- _Job_
Copy out the data below as written; omit any images.

- _Stored data_
-- BEGIN --

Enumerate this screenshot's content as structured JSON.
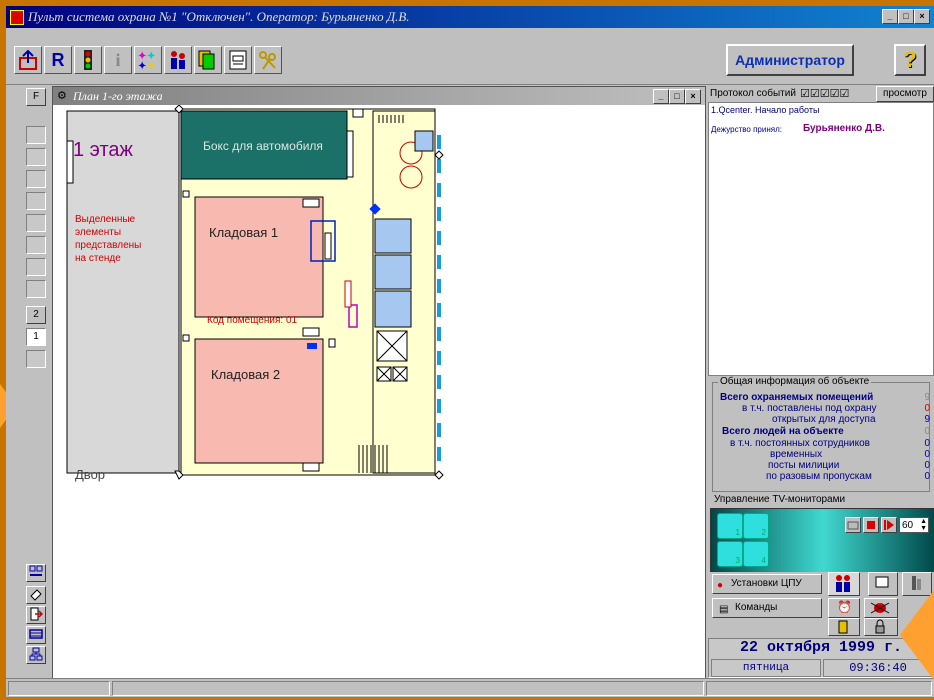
{
  "window": {
    "title": "Пульт система охрана №1 \"Отключен\". Оператор: Бурьяненко Д.В.",
    "min": "_",
    "max": "□",
    "close": "×"
  },
  "toolbar": {
    "r_label": "R",
    "info_label": "i",
    "admin_label": "Администратор",
    "help_label": "?"
  },
  "left_panel": {
    "f_label": "F",
    "floor2_label": "2",
    "floor1_label": "1"
  },
  "plan": {
    "title": "План 1-го этажа",
    "min": "_",
    "max": "□",
    "close": "×",
    "floor_label": "1 этаж",
    "note": [
      "Выделенные",
      "элементы",
      "представлены",
      "на стенде"
    ],
    "yard_label": "Двор",
    "garage_label": "Бокс для автомобиля",
    "store1_label": "Кладовая 1",
    "store1_code": "Код помещения: 01",
    "store2_label": "Кладовая 2"
  },
  "events": {
    "header": "Протокол событий",
    "checks": "☑☑☑☑☑",
    "view_button": "просмотр",
    "line1": "1.Qcenter. Начало работы",
    "duty_label": "Дежурство принял:",
    "duty_name": "Бурьяненко Д.В."
  },
  "general": {
    "title": "Общая информация об объекте",
    "rows": [
      {
        "label": "Всего охраняемых помещений",
        "value": "9"
      },
      {
        "label": "в т.ч. поставлены под охрану",
        "value": "0"
      },
      {
        "label": "открытых для доступа",
        "value": "9"
      },
      {
        "label": "Всего людей на объекте",
        "value": "0"
      },
      {
        "label": "в т.ч. постоянных сотрудников",
        "value": "0"
      },
      {
        "label": "временных",
        "value": "0"
      },
      {
        "label": "посты милиции",
        "value": "0"
      },
      {
        "label": "по разовым пропускам",
        "value": "0"
      }
    ]
  },
  "tv": {
    "title": "Управление TV-мониторами",
    "cells": [
      "1",
      "2",
      "3",
      "4"
    ],
    "interval": "60"
  },
  "controls": {
    "cpu_settings": "Установки ЦПУ",
    "commands": "Команды"
  },
  "datetime": {
    "date": "22 октября 1999 г.",
    "weekday": "пятница",
    "time": "09:36:40"
  },
  "colors": {
    "background": "#c87500",
    "titlebar": "#000080",
    "garage": "#1b7068",
    "store": "#f7b9b0",
    "corridor": "#ffffd0",
    "cabin": "#a6c8f0",
    "tv": "#2de0dd",
    "accent": "#800080"
  }
}
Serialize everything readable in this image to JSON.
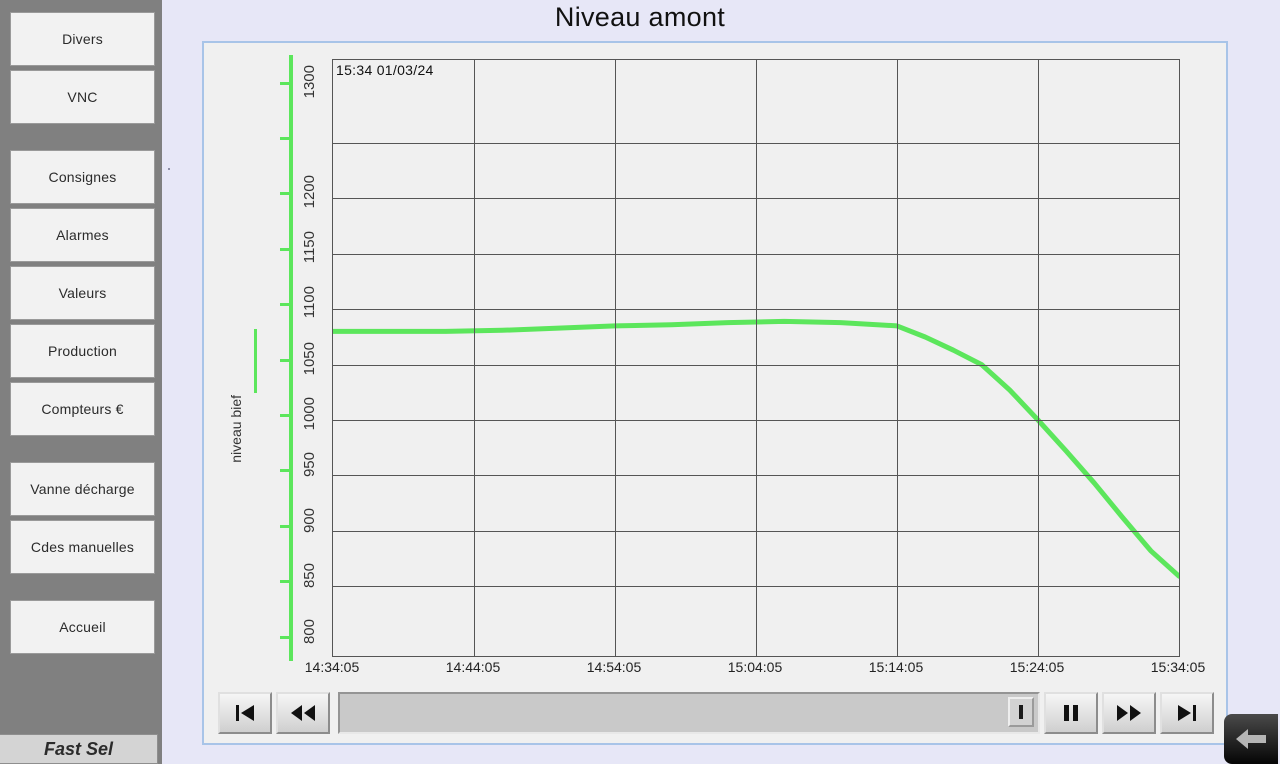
{
  "title": "Niveau amont",
  "colors": {
    "trace": "#5ce65c",
    "page_bg": "#e7e7f7",
    "panel_bg": "#f0f0f0",
    "panel_border": "#a8c4e8",
    "sidebar_bg": "#808080",
    "button_bg": "#f2f2f2"
  },
  "sidebar": {
    "groups": [
      {
        "items": [
          {
            "label": "Divers"
          },
          {
            "label": "VNC"
          }
        ]
      },
      {
        "items": [
          {
            "label": "Consignes"
          },
          {
            "label": "Alarmes"
          },
          {
            "label": "Valeurs"
          },
          {
            "label": "Production"
          },
          {
            "label": "Compteurs €"
          }
        ]
      },
      {
        "items": [
          {
            "label": "Vanne décharge"
          },
          {
            "label": "Cdes manuelles"
          }
        ]
      },
      {
        "items": [
          {
            "label": "Accueil"
          }
        ]
      }
    ],
    "fast_sel": "Fast Sel"
  },
  "chart_data": {
    "type": "line",
    "title": "Niveau amont",
    "timestamp": "15:34  01/03/24",
    "xlabel": "",
    "ylabel": "niveau bief",
    "legend": [
      {
        "name": "niveau bief",
        "color": "#5ce65c"
      }
    ],
    "legend_position": "left-vertical",
    "grid": true,
    "ylim": [
      787,
      1325
    ],
    "yticks": [
      800,
      850,
      900,
      950,
      1000,
      1050,
      1100,
      1150,
      1200,
      1250,
      1300
    ],
    "ytick_labels": [
      "800",
      "850",
      "900",
      "950",
      "1000",
      "1050",
      "1100",
      "1150",
      "1200",
      "",
      "1300"
    ],
    "ygridlines": [
      850,
      900,
      950,
      1000,
      1050,
      1100,
      1150,
      1200,
      1250
    ],
    "xticks": [
      "14:34:05",
      "14:44:05",
      "14:54:05",
      "15:04:05",
      "15:14:05",
      "15:24:05",
      "15:34:05"
    ],
    "xlim": [
      "14:34:05",
      "15:34:05"
    ],
    "series": [
      {
        "name": "niveau bief",
        "color": "#5ce65c",
        "x": [
          "14:34:05",
          "14:38:05",
          "14:42:05",
          "14:46:05",
          "14:50:05",
          "14:54:05",
          "14:58:05",
          "15:02:05",
          "15:06:05",
          "15:10:05",
          "15:14:05",
          "15:16:05",
          "15:18:05",
          "15:20:05",
          "15:22:05",
          "15:24:05",
          "15:26:05",
          "15:28:05",
          "15:30:05",
          "15:32:05",
          "15:34:05"
        ],
        "values": [
          1080,
          1080,
          1080,
          1081,
          1083,
          1085,
          1086,
          1088,
          1089,
          1088,
          1085,
          1075,
          1063,
          1050,
          1027,
          1000,
          972,
          943,
          912,
          882,
          859
        ]
      }
    ]
  },
  "playback": {
    "controls": [
      {
        "name": "skip-to-start",
        "icon": "skip-back-icon"
      },
      {
        "name": "rewind",
        "icon": "rewind-icon"
      },
      {
        "name": "pause",
        "icon": "pause-icon"
      },
      {
        "name": "fast-forward",
        "icon": "fast-forward-icon"
      },
      {
        "name": "skip-to-end",
        "icon": "skip-forward-icon"
      }
    ],
    "scrollbar_thumb_position": "end"
  },
  "back_button": {
    "icon": "arrow-left-icon"
  }
}
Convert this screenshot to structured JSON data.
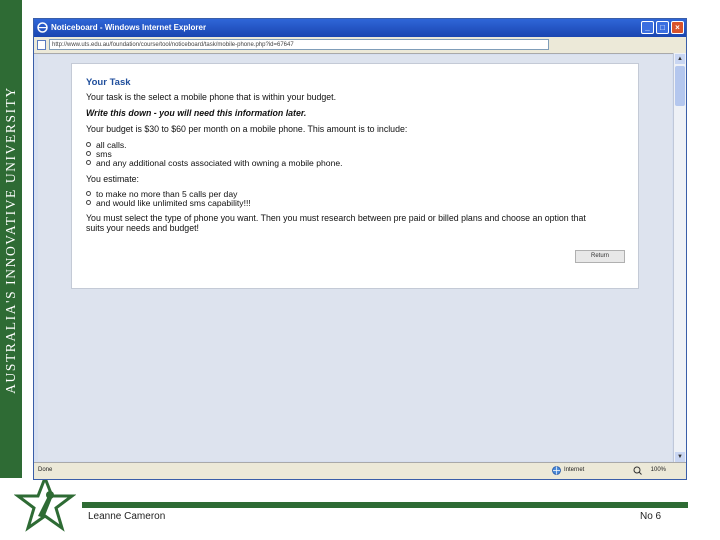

-- END --

- _Exercise result_
Enumerate this screenshot's content as structured JSON.
{
  "window": {
    "title": "Пульт система охрана №1 \"Отключен\". Оператор: Бурьяненко Д.В.",
    "min": "_",
    "max": "□",
    "close": "×"
  },
  "toolbar": {
    "r_label": "R",
    "info_label": "i",
    "admin_label": "Администратор",
    "help_label": "?"
  },
  "left_panel": {
    "f_label": "F",
    "floor2_label": "2",
    "floor1_label": "1"
  },
  "plan": {
    "title": "План 1-го этажа",
    "min": "_",
    "max": "□",
    "close": "×",
    "floor_label": "1 этаж",
    "note": [
      "Выделенные",
      "элементы",
      "представлены",
      "на стенде"
    ],
    "yard_label": "Двор",
    "garage_label": "Бокс для автомобиля",
    "store1_label": "Кладовая 1",
    "store1_code": "Код помещения: 01",
    "store2_label": "Кладовая 2"
  },
  "events": {
    "header": "Протокол событий",
    "checks": "☑☑☑☑☑",
    "view_button": "просмотр",
    "line1": "1.Qcenter. Начало работы",
    "duty_label": "Дежурство принял:",
    "duty_name": "Бурьяненко Д.В."
  },
  "general": {
    "title": "Общая информация об объекте",
    "rows": [
      {
        "label": "Всего охраняемых помещений",
        "value": "9"
      },
      {
        "label": "в т.ч. поставлены под охрану",
        "value": "0"
      },
      {
        "label": "открытых для доступа",
        "value": "9"
      },
      {
        "label": "Всего людей на объекте",
        "value": "0"
      },
      {
        "label": "в т.ч. постоянных сотрудников",
        "value": "0"
      },
      {
        "label": "временных",
        "value": "0"
      },
      {
        "label": "посты милиции",
        "value": "0"
      },
      {
        "label": "по разовым пропускам",
        "value": "0"
      }
    ]
  },
  "tv": {
    "title": "Управление TV-мониторами",
    "cells": [
      "1",
      "2",
      "3",
      "4"
    ],
    "interval": "60"
  },
  "controls": {
    "cpu_settings": "Установки ЦПУ",
    "commands": "Команды"
  },
  "datetime": {
    "date": "22 октября 1999 г.",
    "weekday": "пятница",
    "time": "09:36:40"
  },
  "colors": {
    "background": "#c87500",
    "titlebar": "#000080",
    "garage": "#1b7068",
    "store": "#f7b9b0",
    "corridor": "#ffffd0",
    "cabin": "#a6c8f0",
    "tv": "#2de0dd",
    "accent": "#800080"
  }
}
Serialize everything readable in this image to JSON.
{
  "title": "Niveau amont",
  "colors": {
    "trace": "#5ce65c",
    "page_bg": "#e7e7f7",
    "panel_bg": "#f0f0f0",
    "panel_border": "#a8c4e8",
    "sidebar_bg": "#808080",
    "button_bg": "#f2f2f2"
  },
  "sidebar": {
    "groups": [
      {
        "items": [
          {
            "label": "Divers"
          },
          {
            "label": "VNC"
          }
        ]
      },
      {
        "items": [
          {
            "label": "Consignes"
          },
          {
            "label": "Alarmes"
          },
          {
            "label": "Valeurs"
          },
          {
            "label": "Production"
          },
          {
            "label": "Compteurs €"
          }
        ]
      },
      {
        "items": [
          {
            "label": "Vanne décharge"
          },
          {
            "label": "Cdes manuelles"
          }
        ]
      },
      {
        "items": [
          {
            "label": "Accueil"
          }
        ]
      }
    ],
    "fast_sel": "Fast Sel"
  },
  "chart_data": {
    "type": "line",
    "title": "Niveau amont",
    "timestamp": "15:34  01/03/24",
    "xlabel": "",
    "ylabel": "niveau bief",
    "legend": [
      {
        "name": "niveau bief",
        "color": "#5ce65c"
      }
    ],
    "legend_position": "left-vertical",
    "grid": true,
    "ylim": [
      787,
      1325
    ],
    "yticks": [
      800,
      850,
      900,
      950,
      1000,
      1050,
      1100,
      1150,
      1200,
      1250,
      1300
    ],
    "ytick_labels": [
      "800",
      "850",
      "900",
      "950",
      "1000",
      "1050",
      "1100",
      "1150",
      "1200",
      "",
      "1300"
    ],
    "ygridlines": [
      850,
      900,
      950,
      1000,
      1050,
      1100,
      1150,
      1200,
      1250
    ],
    "xticks": [
      "14:34:05",
      "14:44:05",
      "14:54:05",
      "15:04:05",
      "15:14:05",
      "15:24:05",
      "15:34:05"
    ],
    "xlim": [
      "14:34:05",
      "15:34:05"
    ],
    "series": [
      {
        "name": "niveau bief",
        "color": "#5ce65c",
        "x": [
          "14:34:05",
          "14:38:05",
          "14:42:05",
          "14:46:05",
          "14:50:05",
          "14:54:05",
          "14:58:05",
          "15:02:05",
          "15:06:05",
          "15:10:05",
          "15:14:05",
          "15:16:05",
          "15:18:05",
          "15:20:05",
          "15:22:05",
          "15:24:05",
          "15:26:05",
          "15:28:05",
          "15:30:05",
          "15:32:05",
          "15:34:05"
        ],
        "values": [
          1080,
          1080,
          1080,
          1081,
          1083,
          1085,
          1086,
          1088,
          1089,
          1088,
          1085,
          1075,
          1063,
          1050,
          1027,
          1000,
          972,
          943,
          912,
          882,
          859
        ]
      }
    ]
  },
  "playback": {
    "controls": [
      {
        "name": "skip-to-start",
        "icon": "skip-back-icon"
      },
      {
        "name": "rewind",
        "icon": "rewind-icon"
      },
      {
        "name": "pause",
        "icon": "pause-icon"
      },
      {
        "name": "fast-forward",
        "icon": "fast-forward-icon"
      },
      {
        "name": "skip-to-end",
        "icon": "skip-forward-icon"
      }
    ],
    "scrollbar_thumb_position": "end"
  },
  "back_button": {
    "icon": "arrow-left-icon"
  }
}
Convert this screenshot to structured JSON data.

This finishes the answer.